▼

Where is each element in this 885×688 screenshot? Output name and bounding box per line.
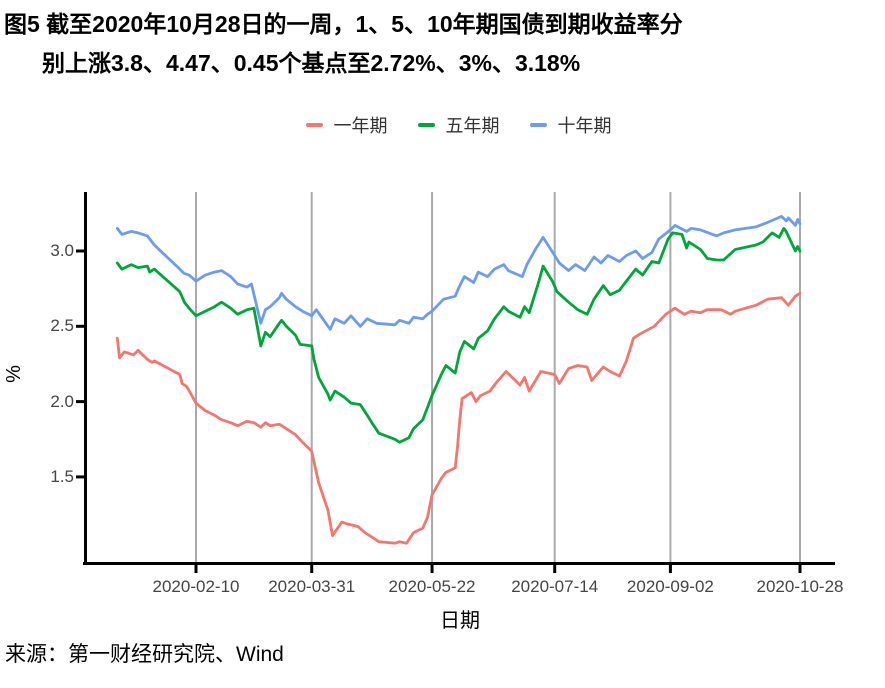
x-tick-label: 2020-09-02 (626, 577, 714, 596)
x-axis-title: 日期 (440, 610, 480, 632)
x-tick-label: 2020-07-14 (511, 577, 599, 596)
legend-item-1y: 一年期 (305, 112, 388, 138)
x-tick-label: 2020-05-22 (388, 577, 476, 596)
series-line-1y (115, 291, 802, 545)
x-tick-label: 2020-03-31 (268, 577, 356, 596)
y-tick-label: 2.0 (50, 391, 74, 411)
legend-item-5y: 五年期 (417, 112, 500, 138)
legend-key-5y (417, 123, 435, 127)
y-tick-label: 2.5 (50, 316, 74, 336)
figure-title: 图5 截至2020年10月28日的一周，1、5、10年期国债到期收益率分 别上涨… (4, 5, 683, 83)
legend-label-1y: 一年期 (333, 116, 388, 136)
series-line-5y (115, 226, 802, 444)
legend-key-1y (305, 123, 323, 127)
figure-title-line1: 图5 截至2020年10月28日的一周，1、5、10年期国债到期收益率分 (4, 11, 683, 37)
chart-legend: 一年期 五年期 十年期 (16, 112, 885, 138)
legend-label-5y: 五年期 (445, 116, 500, 136)
legend-label-10y: 十年期 (557, 116, 612, 136)
legend-item-10y: 十年期 (529, 112, 612, 138)
y-axis-title: % (3, 365, 25, 383)
source-note: 来源：第一财经研究院、Wind (5, 643, 284, 666)
y-tick-label: 1.5 (50, 466, 74, 486)
figure-title-line2: 别上涨3.8、4.47、0.45个基点至2.72%、3%、3.18% (42, 50, 581, 76)
x-tick-label: 2020-02-10 (152, 577, 240, 596)
series-line-10y (115, 214, 802, 331)
legend-key-10y (529, 123, 547, 127)
y-tick-label: 3.0 (50, 241, 74, 260)
x-tick-label: 2020-10-28 (756, 577, 844, 596)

▲

**WHAT TO WORK ON**
Give each line of the data above as a numbered list, without blank lines or pictures.

**ANSWER TO THE PROBLEM**
1. Where is each element in this 885×688 screenshot? Output name and bounding box per line.
2. x-tick-label: 2020-09-02 (626, 577, 714, 596)
3. x-axis-title: 日期 (440, 610, 480, 632)
4. x-tick-label: 2020-07-14 (511, 577, 599, 596)
5. legend-item-1y: 一年期 (305, 112, 388, 138)
6. x-tick-label: 2020-05-22 (388, 577, 476, 596)
7. series-line-1y (115, 291, 802, 545)
8. x-tick-label: 2020-03-31 (268, 577, 356, 596)
9. y-tick-label: 2.0 (50, 391, 74, 411)
10. legend-item-5y: 五年期 (417, 112, 500, 138)
11. legend-key-5y (417, 123, 435, 127)
12. y-tick-label: 2.5 (50, 316, 74, 336)
13. figure-title: 图5 截至2020年10月28日的一周，1、5、10年期国债到期收益率分 别上涨… (4, 5, 683, 83)
14. legend-label-1y: 一年期 (333, 116, 388, 136)
15. series-line-5y (115, 226, 802, 444)
16. legend-key-1y (305, 123, 323, 127)
17. figure-title-line1: 图5 截至2020年10月28日的一周，1、5、10年期国债到期收益率分 (4, 11, 683, 37)
18. chart-legend: 一年期 五年期 十年期 (16, 112, 885, 138)
19. legend-label-5y: 五年期 (445, 116, 500, 136)
20. legend-label-10y: 十年期 (557, 116, 612, 136)
21. legend-item-10y: 十年期 (529, 112, 612, 138)
22. y-axis-title: % (3, 365, 25, 383)
23. source-note: 来源：第一财经研究院、Wind (5, 643, 284, 666)
24. y-tick-label: 1.5 (50, 466, 74, 486)
25. figure-title-line2: 别上涨3.8、4.47、0.45个基点至2.72%、3%、3.18% (42, 50, 581, 76)
26. x-tick-label: 2020-02-10 (152, 577, 240, 596)
27. series-line-10y (115, 214, 802, 331)
28. legend-key-10y (529, 123, 547, 127)
29. y-tick-label: 3.0 (50, 241, 74, 260)
30. x-tick-label: 2020-10-28 (756, 577, 844, 596)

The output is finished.